Job
Please work out how many lines in the material contain "screenshot" and give only that figure.
-- START OF Data rows --
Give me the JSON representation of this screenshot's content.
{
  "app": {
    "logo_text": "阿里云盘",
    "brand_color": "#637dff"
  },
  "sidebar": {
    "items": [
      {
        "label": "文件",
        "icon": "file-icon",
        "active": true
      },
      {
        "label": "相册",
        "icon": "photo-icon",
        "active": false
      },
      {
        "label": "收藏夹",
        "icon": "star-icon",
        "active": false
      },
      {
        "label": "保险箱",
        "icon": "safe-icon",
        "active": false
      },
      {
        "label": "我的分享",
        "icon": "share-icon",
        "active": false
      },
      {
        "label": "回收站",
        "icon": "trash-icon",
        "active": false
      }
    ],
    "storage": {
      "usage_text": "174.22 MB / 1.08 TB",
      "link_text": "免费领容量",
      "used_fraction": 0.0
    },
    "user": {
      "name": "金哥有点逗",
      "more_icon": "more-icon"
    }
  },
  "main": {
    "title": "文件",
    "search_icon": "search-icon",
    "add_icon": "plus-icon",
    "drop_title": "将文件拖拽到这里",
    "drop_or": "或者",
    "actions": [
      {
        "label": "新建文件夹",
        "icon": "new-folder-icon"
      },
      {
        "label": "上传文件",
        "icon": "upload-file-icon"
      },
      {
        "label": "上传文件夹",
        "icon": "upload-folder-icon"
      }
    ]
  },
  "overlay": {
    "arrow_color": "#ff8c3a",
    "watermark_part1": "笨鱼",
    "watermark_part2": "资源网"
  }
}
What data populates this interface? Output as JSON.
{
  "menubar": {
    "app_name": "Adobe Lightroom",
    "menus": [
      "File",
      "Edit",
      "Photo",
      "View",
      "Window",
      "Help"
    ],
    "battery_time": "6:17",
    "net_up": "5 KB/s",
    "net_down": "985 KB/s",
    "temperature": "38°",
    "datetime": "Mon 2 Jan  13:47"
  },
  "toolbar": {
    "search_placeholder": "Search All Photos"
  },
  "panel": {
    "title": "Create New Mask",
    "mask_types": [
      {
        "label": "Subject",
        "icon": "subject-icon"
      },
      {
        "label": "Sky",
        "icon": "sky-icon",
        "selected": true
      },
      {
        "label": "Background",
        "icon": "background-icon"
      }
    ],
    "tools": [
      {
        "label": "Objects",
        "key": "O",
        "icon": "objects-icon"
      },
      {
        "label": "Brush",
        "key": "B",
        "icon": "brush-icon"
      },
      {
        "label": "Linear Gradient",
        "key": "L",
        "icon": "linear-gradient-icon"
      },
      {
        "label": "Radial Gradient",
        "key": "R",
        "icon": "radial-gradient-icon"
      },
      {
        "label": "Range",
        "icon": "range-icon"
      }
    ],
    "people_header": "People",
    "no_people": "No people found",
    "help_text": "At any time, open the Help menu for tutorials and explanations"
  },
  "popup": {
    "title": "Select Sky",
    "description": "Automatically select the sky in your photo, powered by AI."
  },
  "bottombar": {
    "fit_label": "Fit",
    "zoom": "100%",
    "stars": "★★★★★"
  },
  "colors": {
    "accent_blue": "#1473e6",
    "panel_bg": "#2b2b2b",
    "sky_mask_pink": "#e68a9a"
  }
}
-- END OF Data rows --
-- START OF Data rows --
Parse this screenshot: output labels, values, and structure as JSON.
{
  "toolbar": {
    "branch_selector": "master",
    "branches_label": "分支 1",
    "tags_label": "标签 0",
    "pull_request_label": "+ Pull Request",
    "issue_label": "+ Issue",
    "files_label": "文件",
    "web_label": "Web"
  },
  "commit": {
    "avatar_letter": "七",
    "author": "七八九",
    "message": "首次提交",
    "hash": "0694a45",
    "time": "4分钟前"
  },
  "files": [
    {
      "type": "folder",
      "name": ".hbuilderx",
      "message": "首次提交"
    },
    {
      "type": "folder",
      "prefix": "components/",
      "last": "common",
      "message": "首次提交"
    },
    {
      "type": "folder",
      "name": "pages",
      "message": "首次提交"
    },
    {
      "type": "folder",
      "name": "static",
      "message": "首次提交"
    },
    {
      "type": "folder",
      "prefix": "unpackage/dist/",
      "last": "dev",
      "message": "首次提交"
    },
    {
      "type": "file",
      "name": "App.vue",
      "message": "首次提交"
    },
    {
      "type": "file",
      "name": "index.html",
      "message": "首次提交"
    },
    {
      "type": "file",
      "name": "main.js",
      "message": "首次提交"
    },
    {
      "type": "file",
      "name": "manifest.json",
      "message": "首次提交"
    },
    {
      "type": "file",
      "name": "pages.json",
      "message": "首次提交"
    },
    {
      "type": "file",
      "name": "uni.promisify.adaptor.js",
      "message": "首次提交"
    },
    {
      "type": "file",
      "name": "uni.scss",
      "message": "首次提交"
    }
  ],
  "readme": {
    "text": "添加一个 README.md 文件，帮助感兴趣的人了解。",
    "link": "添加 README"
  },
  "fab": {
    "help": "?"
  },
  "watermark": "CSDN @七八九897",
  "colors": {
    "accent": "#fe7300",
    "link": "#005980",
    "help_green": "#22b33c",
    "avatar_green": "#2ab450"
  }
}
-- END OF Data rows --
Response
2